Collected data
******************************

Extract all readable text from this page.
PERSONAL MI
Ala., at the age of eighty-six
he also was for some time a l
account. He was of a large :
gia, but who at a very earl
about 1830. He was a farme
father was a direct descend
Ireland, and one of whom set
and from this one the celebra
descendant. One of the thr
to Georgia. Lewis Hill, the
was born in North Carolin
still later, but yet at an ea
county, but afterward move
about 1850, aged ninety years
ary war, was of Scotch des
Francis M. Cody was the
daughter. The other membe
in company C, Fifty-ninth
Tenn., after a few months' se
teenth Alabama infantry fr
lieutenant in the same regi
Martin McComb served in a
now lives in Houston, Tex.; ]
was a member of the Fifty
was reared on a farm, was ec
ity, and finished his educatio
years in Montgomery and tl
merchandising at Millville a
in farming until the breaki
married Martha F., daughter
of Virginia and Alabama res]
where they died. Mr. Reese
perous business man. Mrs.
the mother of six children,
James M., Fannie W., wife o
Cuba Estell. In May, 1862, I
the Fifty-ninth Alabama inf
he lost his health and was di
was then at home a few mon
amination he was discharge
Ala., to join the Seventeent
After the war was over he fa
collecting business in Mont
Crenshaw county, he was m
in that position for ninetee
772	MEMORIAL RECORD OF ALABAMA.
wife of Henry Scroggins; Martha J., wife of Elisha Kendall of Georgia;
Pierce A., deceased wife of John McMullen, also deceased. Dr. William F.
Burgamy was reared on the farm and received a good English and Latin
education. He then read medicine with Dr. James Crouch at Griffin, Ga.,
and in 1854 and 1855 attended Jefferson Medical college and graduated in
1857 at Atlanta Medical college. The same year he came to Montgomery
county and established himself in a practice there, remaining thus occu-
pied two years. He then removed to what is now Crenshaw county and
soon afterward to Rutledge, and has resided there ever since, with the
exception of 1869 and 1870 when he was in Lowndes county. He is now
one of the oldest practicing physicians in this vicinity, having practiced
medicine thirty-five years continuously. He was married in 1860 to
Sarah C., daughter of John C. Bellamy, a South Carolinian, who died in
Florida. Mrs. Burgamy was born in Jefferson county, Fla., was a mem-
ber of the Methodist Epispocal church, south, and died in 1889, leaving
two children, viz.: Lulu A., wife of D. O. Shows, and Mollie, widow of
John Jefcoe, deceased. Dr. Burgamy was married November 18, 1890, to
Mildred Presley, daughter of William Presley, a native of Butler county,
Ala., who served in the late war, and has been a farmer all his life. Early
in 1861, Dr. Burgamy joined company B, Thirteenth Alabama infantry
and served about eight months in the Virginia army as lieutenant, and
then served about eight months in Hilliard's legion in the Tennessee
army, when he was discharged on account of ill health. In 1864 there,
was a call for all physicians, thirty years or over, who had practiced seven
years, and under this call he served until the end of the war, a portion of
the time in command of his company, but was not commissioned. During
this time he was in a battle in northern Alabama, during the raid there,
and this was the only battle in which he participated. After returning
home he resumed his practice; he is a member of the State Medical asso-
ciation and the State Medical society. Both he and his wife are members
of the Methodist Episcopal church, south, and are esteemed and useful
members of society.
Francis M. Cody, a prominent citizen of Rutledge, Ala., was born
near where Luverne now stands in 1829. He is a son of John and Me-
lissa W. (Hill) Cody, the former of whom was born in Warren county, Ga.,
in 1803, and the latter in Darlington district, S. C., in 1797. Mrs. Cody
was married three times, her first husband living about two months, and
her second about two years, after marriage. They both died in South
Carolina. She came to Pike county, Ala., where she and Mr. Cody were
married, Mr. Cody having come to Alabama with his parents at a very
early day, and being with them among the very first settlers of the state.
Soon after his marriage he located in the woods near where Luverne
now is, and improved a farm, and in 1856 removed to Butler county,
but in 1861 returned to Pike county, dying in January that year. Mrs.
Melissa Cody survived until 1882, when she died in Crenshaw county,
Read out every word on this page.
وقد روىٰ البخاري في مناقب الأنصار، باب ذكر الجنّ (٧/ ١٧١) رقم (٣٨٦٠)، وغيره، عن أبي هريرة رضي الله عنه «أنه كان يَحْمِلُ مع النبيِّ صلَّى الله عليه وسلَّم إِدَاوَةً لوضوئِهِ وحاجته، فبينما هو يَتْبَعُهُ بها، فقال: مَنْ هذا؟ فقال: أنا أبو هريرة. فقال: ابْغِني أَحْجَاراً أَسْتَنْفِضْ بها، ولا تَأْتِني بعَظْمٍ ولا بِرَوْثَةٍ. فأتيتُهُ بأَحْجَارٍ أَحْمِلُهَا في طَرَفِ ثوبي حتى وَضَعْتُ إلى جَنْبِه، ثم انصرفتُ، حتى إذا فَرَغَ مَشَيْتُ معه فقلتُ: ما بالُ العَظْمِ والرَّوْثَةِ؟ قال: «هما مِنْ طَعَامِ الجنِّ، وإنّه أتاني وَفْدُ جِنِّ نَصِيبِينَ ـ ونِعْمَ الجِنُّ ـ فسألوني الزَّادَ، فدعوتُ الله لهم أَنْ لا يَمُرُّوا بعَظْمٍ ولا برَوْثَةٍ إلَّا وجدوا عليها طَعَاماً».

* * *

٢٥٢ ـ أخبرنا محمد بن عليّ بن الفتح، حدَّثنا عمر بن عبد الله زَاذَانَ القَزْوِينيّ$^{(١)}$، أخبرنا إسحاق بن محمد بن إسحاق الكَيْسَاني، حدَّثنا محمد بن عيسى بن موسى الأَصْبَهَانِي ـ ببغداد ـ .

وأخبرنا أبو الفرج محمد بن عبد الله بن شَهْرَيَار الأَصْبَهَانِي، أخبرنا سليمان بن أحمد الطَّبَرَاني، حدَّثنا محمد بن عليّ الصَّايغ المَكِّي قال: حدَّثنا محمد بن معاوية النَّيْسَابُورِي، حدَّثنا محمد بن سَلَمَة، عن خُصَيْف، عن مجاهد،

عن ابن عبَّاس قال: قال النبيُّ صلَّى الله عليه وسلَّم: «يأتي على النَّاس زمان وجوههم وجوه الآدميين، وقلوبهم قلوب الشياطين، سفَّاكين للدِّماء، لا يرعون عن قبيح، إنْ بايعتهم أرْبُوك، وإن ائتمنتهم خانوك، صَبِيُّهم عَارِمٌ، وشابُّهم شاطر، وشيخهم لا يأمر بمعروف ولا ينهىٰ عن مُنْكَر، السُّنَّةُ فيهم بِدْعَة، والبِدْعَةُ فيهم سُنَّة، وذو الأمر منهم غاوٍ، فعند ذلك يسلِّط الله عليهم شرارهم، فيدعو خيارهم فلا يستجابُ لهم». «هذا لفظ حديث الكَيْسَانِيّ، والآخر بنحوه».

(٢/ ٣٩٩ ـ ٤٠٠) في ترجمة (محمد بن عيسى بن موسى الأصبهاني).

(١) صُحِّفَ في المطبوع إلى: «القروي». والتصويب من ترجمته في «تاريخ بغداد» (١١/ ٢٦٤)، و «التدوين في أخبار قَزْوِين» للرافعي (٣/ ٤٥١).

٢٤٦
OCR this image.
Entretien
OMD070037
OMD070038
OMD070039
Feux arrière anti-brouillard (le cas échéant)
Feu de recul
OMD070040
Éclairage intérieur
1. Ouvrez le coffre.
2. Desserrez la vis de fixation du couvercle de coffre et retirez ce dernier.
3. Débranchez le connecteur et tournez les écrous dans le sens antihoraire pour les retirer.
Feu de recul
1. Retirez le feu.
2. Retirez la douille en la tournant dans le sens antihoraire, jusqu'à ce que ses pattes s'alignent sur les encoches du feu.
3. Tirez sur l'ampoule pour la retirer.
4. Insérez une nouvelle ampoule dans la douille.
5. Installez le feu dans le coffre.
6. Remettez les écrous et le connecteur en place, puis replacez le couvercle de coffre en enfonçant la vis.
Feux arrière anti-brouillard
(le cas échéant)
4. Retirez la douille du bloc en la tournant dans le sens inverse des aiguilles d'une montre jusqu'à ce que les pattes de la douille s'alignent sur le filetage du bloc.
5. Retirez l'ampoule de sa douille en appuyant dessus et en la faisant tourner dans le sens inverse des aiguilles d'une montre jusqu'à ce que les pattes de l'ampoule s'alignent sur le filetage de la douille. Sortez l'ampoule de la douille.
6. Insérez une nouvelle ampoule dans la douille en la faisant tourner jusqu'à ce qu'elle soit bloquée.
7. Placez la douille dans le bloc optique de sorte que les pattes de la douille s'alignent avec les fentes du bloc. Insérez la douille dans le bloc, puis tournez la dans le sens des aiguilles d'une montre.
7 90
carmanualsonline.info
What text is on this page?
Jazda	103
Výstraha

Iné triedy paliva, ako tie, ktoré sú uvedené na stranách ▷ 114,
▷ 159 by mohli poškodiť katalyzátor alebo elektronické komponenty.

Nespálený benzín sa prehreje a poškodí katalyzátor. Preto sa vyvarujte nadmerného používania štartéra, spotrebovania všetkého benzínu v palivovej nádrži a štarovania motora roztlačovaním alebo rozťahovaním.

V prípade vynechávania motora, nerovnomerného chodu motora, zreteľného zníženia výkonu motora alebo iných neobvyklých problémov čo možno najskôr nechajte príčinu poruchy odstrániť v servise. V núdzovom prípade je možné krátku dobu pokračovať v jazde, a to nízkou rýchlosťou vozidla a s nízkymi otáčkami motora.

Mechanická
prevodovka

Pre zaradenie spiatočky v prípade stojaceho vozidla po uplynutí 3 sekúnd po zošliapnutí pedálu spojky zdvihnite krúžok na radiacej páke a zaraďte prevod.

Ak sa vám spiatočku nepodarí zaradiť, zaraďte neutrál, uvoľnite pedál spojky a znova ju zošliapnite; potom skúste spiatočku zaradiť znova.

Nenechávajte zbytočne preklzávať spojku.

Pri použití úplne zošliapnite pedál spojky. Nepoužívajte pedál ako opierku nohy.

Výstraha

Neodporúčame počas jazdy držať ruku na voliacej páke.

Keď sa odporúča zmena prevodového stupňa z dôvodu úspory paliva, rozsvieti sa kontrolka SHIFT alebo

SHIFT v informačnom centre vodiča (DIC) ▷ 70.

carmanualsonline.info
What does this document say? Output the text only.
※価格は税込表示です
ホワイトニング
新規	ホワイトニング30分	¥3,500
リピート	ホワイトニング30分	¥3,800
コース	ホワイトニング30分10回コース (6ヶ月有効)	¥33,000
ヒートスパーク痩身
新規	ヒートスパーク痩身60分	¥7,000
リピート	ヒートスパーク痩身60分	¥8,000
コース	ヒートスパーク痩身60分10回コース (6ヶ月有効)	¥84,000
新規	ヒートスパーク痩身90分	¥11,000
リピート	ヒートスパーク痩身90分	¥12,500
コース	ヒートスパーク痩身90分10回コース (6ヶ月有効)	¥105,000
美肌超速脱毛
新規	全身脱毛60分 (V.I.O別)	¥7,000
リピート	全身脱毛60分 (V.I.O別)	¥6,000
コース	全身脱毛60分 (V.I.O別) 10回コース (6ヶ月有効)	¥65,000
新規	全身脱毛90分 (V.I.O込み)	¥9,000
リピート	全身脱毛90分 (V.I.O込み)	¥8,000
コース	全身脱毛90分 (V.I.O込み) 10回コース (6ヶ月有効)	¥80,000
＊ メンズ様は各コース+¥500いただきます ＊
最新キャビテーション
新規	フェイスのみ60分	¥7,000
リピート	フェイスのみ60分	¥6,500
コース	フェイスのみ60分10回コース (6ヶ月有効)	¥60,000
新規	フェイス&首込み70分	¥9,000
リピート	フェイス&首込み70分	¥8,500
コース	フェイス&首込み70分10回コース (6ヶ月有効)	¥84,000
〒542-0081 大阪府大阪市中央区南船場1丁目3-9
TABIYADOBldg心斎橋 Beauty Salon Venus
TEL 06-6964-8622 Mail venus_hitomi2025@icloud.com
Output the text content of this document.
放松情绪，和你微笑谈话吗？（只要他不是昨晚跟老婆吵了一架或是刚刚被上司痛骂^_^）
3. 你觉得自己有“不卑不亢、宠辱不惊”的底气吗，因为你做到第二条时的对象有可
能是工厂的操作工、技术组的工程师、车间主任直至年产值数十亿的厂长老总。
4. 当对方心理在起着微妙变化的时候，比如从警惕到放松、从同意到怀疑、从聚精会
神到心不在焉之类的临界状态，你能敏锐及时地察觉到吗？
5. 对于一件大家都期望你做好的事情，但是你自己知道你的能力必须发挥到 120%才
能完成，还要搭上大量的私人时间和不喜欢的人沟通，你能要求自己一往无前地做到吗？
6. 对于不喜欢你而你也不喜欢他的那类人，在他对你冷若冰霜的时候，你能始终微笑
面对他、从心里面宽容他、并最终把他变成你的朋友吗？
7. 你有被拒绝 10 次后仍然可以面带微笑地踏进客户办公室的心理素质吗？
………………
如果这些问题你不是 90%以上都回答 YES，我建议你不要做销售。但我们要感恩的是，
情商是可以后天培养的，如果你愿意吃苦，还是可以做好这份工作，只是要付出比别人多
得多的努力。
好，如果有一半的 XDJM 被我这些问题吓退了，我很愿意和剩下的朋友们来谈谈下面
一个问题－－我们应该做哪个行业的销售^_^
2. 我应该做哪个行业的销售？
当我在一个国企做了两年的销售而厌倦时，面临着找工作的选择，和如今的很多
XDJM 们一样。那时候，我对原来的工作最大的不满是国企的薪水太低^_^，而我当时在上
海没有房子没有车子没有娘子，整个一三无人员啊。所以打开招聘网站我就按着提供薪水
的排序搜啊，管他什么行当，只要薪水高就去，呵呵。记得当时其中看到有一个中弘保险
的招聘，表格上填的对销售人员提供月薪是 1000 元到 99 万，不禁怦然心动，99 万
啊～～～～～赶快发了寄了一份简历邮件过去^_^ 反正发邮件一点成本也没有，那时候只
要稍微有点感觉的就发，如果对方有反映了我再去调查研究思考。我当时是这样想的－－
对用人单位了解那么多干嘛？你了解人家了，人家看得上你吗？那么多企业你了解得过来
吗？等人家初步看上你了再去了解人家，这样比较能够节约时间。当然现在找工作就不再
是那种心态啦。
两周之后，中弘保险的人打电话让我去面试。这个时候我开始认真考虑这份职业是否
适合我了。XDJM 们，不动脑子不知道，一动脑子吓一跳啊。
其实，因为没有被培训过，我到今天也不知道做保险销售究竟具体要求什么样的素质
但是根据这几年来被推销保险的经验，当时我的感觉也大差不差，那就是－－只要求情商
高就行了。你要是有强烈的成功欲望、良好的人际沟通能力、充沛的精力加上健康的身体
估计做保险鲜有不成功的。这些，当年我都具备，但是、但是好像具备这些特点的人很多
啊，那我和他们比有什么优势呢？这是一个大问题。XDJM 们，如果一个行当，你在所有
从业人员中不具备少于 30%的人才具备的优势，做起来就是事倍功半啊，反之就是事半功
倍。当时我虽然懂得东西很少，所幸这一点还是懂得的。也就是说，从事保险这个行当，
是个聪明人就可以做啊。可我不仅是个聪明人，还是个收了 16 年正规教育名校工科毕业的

******************************

(Exercise aim) Give back exactly the lines from the line holding "Output the text content of this document." through the last line of the listing, including both.

(Finished task)
Output the text content of this document.
放松情绪，和你微笑谈话吗？（只要他不是昨晚跟老婆吵了一架或是刚刚被上司痛骂^_^）
3. 你觉得自己有“不卑不亢、宠辱不惊”的底气吗，因为你做到第二条时的对象有可
能是工厂的操作工、技术组的工程师、车间主任直至年产值数十亿的厂长老总。
4. 当对方心理在起着微妙变化的时候，比如从警惕到放松、从同意到怀疑、从聚精会
神到心不在焉之类的临界状态，你能敏锐及时地察觉到吗？
5. 对于一件大家都期望你做好的事情，但是你自己知道你的能力必须发挥到 120%才
能完成，还要搭上大量的私人时间和不喜欢的人沟通，你能要求自己一往无前地做到吗？
6. 对于不喜欢你而你也不喜欢他的那类人，在他对你冷若冰霜的时候，你能始终微笑
面对他、从心里面宽容他、并最终把他变成你的朋友吗？
7. 你有被拒绝 10 次后仍然可以面带微笑地踏进客户办公室的心理素质吗？
………………
如果这些问题你不是 90%以上都回答 YES，我建议你不要做销售。但我们要感恩的是，
情商是可以后天培养的，如果你愿意吃苦，还是可以做好这份工作，只是要付出比别人多
得多的努力。
好，如果有一半的 XDJM 被我这些问题吓退了，我很愿意和剩下的朋友们来谈谈下面
一个问题－－我们应该做哪个行业的销售^_^
2. 我应该做哪个行业的销售？
当我在一个国企做了两年的销售而厌倦时，面临着找工作的选择，和如今的很多
XDJM 们一样。那时候，我对原来的工作最大的不满是国企的薪水太低^_^，而我当时在上
海没有房子没有车子没有娘子，整个一三无人员啊。所以打开招聘网站我就按着提供薪水
的排序搜啊，管他什么行当，只要薪水高就去，呵呵。记得当时其中看到有一个中弘保险
的招聘，表格上填的对销售人员提供月薪是 1000 元到 99 万，不禁怦然心动，99 万
啊～～～～～赶快发了寄了一份简历邮件过去^_^ 反正发邮件一点成本也没有，那时候只
要稍微有点感觉的就发，如果对方有反映了我再去调查研究思考。我当时是这样想的－－
对用人单位了解那么多干嘛？你了解人家了，人家看得上你吗？那么多企业你了解得过来
吗？等人家初步看上你了再去了解人家，这样比较能够节约时间。当然现在找工作就不再
是那种心态啦。
两周之后，中弘保险的人打电话让我去面试。这个时候我开始认真考虑这份职业是否
适合我了。XDJM 们，不动脑子不知道，一动脑子吓一跳啊。
其实，因为没有被培训过，我到今天也不知道做保险销售究竟具体要求什么样的素质
但是根据这几年来被推销保险的经验，当时我的感觉也大差不差，那就是－－只要求情商
高就行了。你要是有强烈的成功欲望、良好的人际沟通能力、充沛的精力加上健康的身体
估计做保险鲜有不成功的。这些，当年我都具备，但是、但是好像具备这些特点的人很多
啊，那我和他们比有什么优势呢？这是一个大问题。XDJM 们，如果一个行当，你在所有
从业人员中不具备少于 30%的人才具备的优势，做起来就是事倍功半啊，反之就是事半功
倍。当时我虽然懂得东西很少，所幸这一点还是懂得的。也就是说，从事保险这个行当，
是个聪明人就可以做啊。可我不仅是个聪明人，还是个收了 16 年正规教育名校工科毕业的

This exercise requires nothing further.